Start Material

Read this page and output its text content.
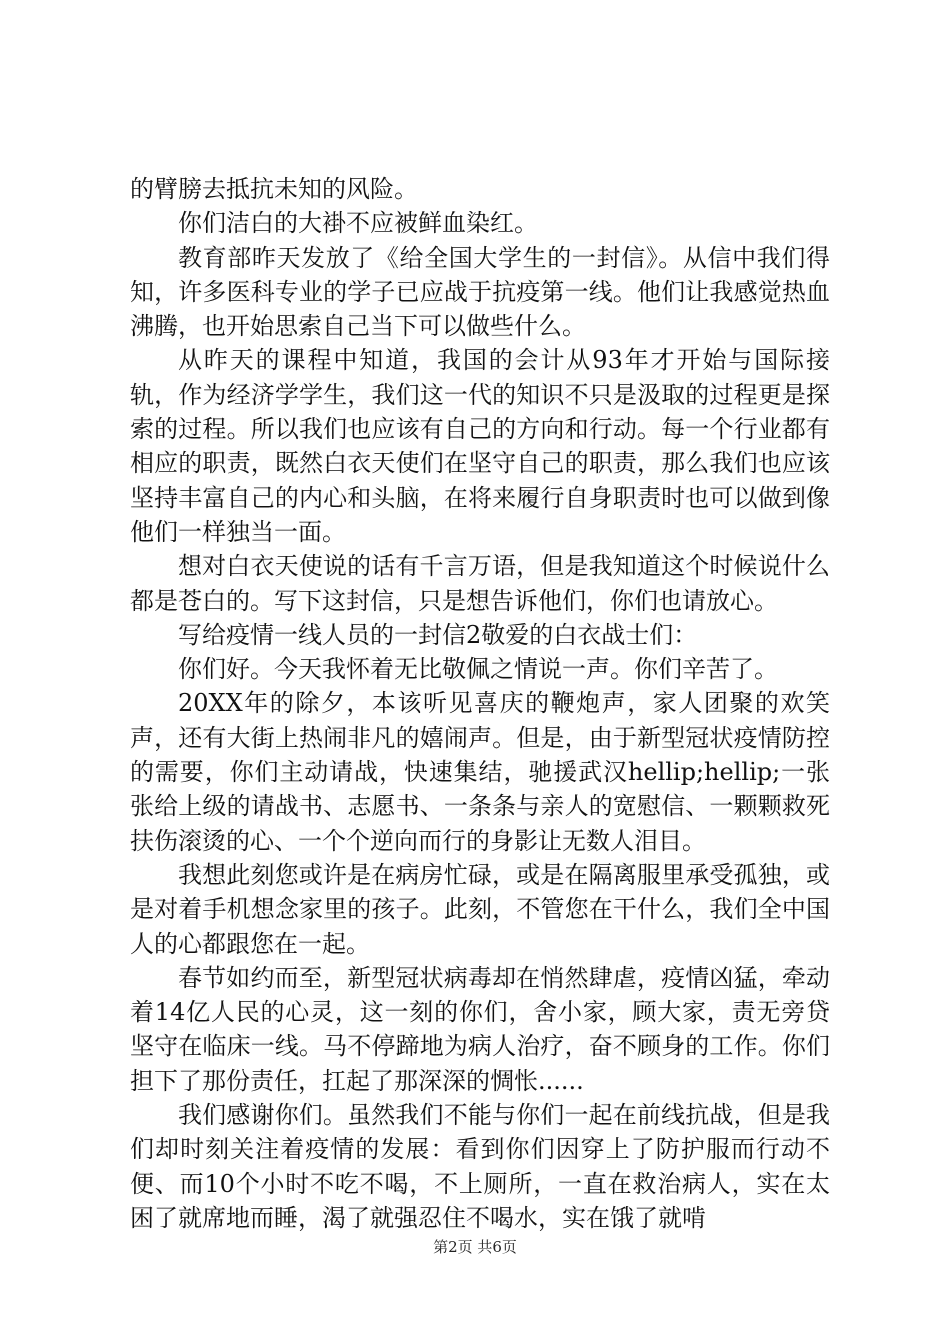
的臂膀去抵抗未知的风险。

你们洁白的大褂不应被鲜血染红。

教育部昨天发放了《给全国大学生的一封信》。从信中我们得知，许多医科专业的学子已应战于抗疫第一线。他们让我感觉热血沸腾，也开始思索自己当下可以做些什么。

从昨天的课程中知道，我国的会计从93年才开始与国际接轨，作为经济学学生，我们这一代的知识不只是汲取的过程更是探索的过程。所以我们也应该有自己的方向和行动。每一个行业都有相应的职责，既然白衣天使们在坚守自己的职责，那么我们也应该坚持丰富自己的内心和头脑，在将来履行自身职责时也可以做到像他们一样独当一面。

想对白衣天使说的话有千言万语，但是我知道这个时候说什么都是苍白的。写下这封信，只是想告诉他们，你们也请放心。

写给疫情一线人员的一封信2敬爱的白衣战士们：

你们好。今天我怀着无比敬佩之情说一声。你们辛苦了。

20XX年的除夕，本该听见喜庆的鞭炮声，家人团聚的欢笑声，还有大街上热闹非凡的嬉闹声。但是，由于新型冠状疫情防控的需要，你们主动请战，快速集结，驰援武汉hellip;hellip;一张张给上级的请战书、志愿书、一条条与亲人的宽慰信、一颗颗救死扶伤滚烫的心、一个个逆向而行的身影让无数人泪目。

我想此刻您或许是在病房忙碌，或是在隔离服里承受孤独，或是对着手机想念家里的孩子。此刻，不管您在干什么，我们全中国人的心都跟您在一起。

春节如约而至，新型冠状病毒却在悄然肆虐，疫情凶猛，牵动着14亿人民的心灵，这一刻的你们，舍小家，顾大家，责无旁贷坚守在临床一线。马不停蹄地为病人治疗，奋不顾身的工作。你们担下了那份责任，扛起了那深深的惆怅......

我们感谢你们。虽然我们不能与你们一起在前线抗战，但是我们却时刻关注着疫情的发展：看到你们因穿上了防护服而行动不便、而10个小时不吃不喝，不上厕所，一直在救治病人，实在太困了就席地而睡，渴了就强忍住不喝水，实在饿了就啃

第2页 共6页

End Material

■ Problem ■
Keep the pictures out of the copy and return the rest of the data above exactly.

■ Worked answer ■
Read this page and output its text content.
的臂膀去抵抗未知的风险。

你们洁白的大褂不应被鲜血染红。

教育部昨天发放了《给全国大学生的一封信》。从信中我们得知，许多医科专业的学子已应战于抗疫第一线。他们让我感觉热血沸腾，也开始思索自己当下可以做些什么。

从昨天的课程中知道，我国的会计从93年才开始与国际接轨，作为经济学学生，我们这一代的知识不只是汲取的过程更是探索的过程。所以我们也应该有自己的方向和行动。每一个行业都有相应的职责，既然白衣天使们在坚守自己的职责，那么我们也应该坚持丰富自己的内心和头脑，在将来履行自身职责时也可以做到像他们一样独当一面。

想对白衣天使说的话有千言万语，但是我知道这个时候说什么都是苍白的。写下这封信，只是想告诉他们，你们也请放心。

写给疫情一线人员的一封信2敬爱的白衣战士们：

你们好。今天我怀着无比敬佩之情说一声。你们辛苦了。

20XX年的除夕，本该听见喜庆的鞭炮声，家人团聚的欢笑声，还有大街上热闹非凡的嬉闹声。但是，由于新型冠状疫情防控的需要，你们主动请战，快速集结，驰援武汉hellip;hellip;一张张给上级的请战书、志愿书、一条条与亲人的宽慰信、一颗颗救死扶伤滚烫的心、一个个逆向而行的身影让无数人泪目。

我想此刻您或许是在病房忙碌，或是在隔离服里承受孤独，或是对着手机想念家里的孩子。此刻，不管您在干什么，我们全中国人的心都跟您在一起。

春节如约而至，新型冠状病毒却在悄然肆虐，疫情凶猛，牵动着14亿人民的心灵，这一刻的你们，舍小家，顾大家，责无旁贷坚守在临床一线。马不停蹄地为病人治疗，奋不顾身的工作。你们担下了那份责任，扛起了那深深的惆怅......

我们感谢你们。虽然我们不能与你们一起在前线抗战，但是我们却时刻关注着疫情的发展：看到你们因穿上了防护服而行动不便、而10个小时不吃不喝，不上厕所，一直在救治病人，实在太困了就席地而睡，渴了就强忍住不喝水，实在饿了就啃

第2页 共6页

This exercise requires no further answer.